=== GOAL A ===
For the forum thread about Docker practices, decide whether each statement agrees with it. Answer yes or no for each, and quote the words of the thread that decide it. (i) The person setting up a mail server is doing it with Docker. (ii) fpoling prefers to run multiple containers from a single image. (iii) gizi snapshots all data once an hour.
=== GOAL B ===
Write a continuation of the forum thread about Docker practices, starting right after its final sentence.

=== TEXT SECTION ===
———

Currently setting up a mail-server myself, the majority of clients are in
China but I want reliable sending to foreign servers: it's quite difficult.
Like finding a host, when so many Chinese IP ranges are blanket blacklisted by
western mailservers, and the China/foreign link is often
slow/overloaded/lossy. Taking the time to update Gentoo postfix documentation
en-route, for the other DIY'ers with an NCH (not compiled here) problem. Not
using docker.

------
fpoling
I do no think "Don’t create large images" is a good one. I prefer to have a
single image that I use to run multiple containers with different services
that forms a pod. This greatly simplifies distribution as I need just single
image file. It also greatly simplifies updates.

But with such image it is useful to add few tools so docker exec -ti container
/bin/bash creates a shell that one can use for debugging or verification.

------
gizi
> Don’t store data in containers

You could manage your own data volumes or else let docker do it for you. I
don't see the difference. In the end, you will still need a backup policy. I
snapshot all data every 30 minutes for storage on another device. Nothing
would change to that policy when using external data containers.

> Don’t ship your application in two pieces

Internally -and externally provided software have different dynamics. Issues
are different. I update my own software with bug fixes and new features quite
frequently. I don't need to do that for externally provided software. If that
happens, I will indeed rebuild the container. In all practical terms, my own
software sits in a host folder where I can update it, without rebuilding the
container.

> Don’t use only the “latest” tag

I use debian:latest. I don't see a problem with that. It may lead to trouble
some day, but then I just change the tag to the latest but one version before
rebuilding. The problem has not occurred up till now.

———

=== COLLECTED MATERIAL ===
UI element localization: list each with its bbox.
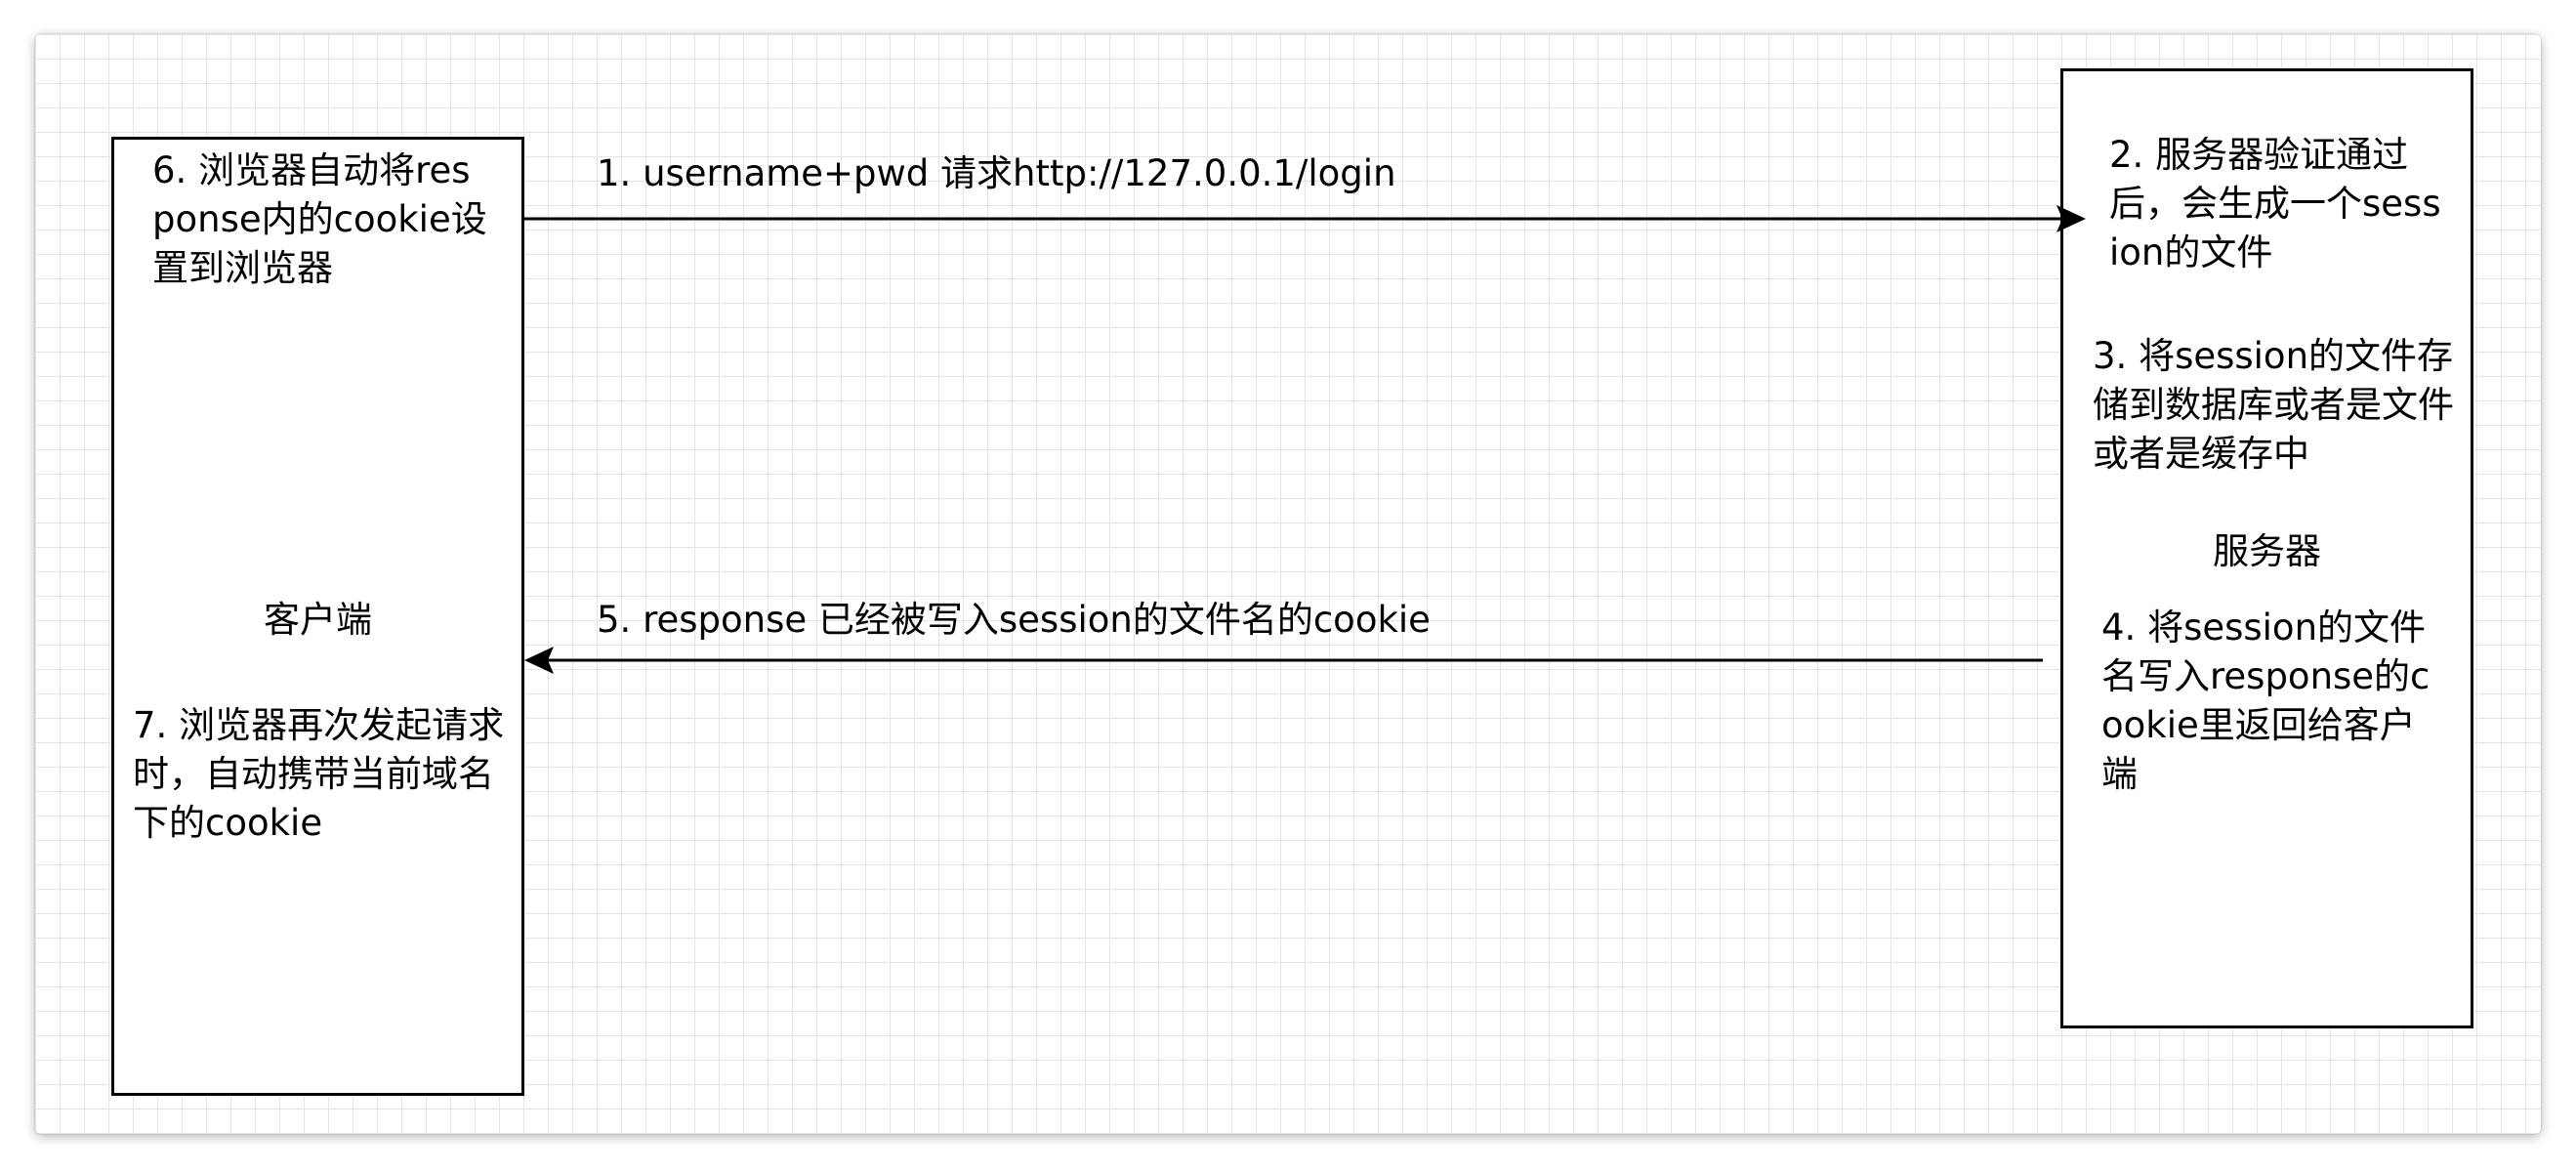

———

=== EXPECTED ANSWER A ===
(i) No: "Not using docker."
(ii) Yes: "I prefer to have a single image that I use to run multiple containers with different services that forms a pod."
(iii) No: "I snapshot all data every 30 minutes for storage on another device."

=== EXPECTED ANSWER B ===
> Don’t run more than one process in a single container

I have containers that internally queue their tasks. The queue processor is
then a second process, besides the main network listener process. There are
many reasons why it could be meaningful for a program to use more than one
process. A categorical imperative in this respect is misguided. Other
engineering concerns will take precedence.

You see, if I can reasonably split a container into two, I will. It's just
like with a function. If it is possible to split it in two, I will most likely
do so. But then again, such design recommendation should never be phrased as a
categorical imperative.

> Don’t store credentials in the image. Use environment variables

Both are pretty much the same problem. If the attacker can read files
containing credentials, he will also be able to read environment variables
with them.

> Containers are ephemeral

A network-based service uses a long-running listener to process requests. Why
shut it down? That would just disrupt the service. Containers may very well be
long-lived. They are not necessarily ephemeral.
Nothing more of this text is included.